Items from a dataset:
>>>>
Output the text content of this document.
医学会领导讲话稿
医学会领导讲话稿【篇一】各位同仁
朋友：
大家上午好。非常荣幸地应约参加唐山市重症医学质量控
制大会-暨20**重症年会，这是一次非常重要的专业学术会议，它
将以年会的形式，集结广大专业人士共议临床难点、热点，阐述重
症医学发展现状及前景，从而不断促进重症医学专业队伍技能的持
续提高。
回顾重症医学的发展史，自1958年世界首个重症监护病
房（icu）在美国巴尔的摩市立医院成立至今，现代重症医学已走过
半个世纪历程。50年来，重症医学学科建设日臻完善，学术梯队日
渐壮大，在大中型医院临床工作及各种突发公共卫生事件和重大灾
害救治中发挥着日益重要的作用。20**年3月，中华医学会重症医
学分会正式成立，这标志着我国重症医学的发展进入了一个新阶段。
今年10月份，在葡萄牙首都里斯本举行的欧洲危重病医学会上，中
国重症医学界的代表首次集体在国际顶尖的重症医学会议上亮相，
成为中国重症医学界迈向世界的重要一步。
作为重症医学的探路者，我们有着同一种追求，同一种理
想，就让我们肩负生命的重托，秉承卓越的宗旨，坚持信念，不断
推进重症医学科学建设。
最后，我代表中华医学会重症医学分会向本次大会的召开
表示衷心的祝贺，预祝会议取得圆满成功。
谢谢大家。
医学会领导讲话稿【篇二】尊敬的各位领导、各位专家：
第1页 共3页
<<<<
From the data, list each line in which the string "医学会领导讲话稿" appears.

医学会领导讲话稿
医学会领导讲话稿【篇一】各位同仁
医学会领导讲话稿【篇二】尊敬的各位领导、各位专家：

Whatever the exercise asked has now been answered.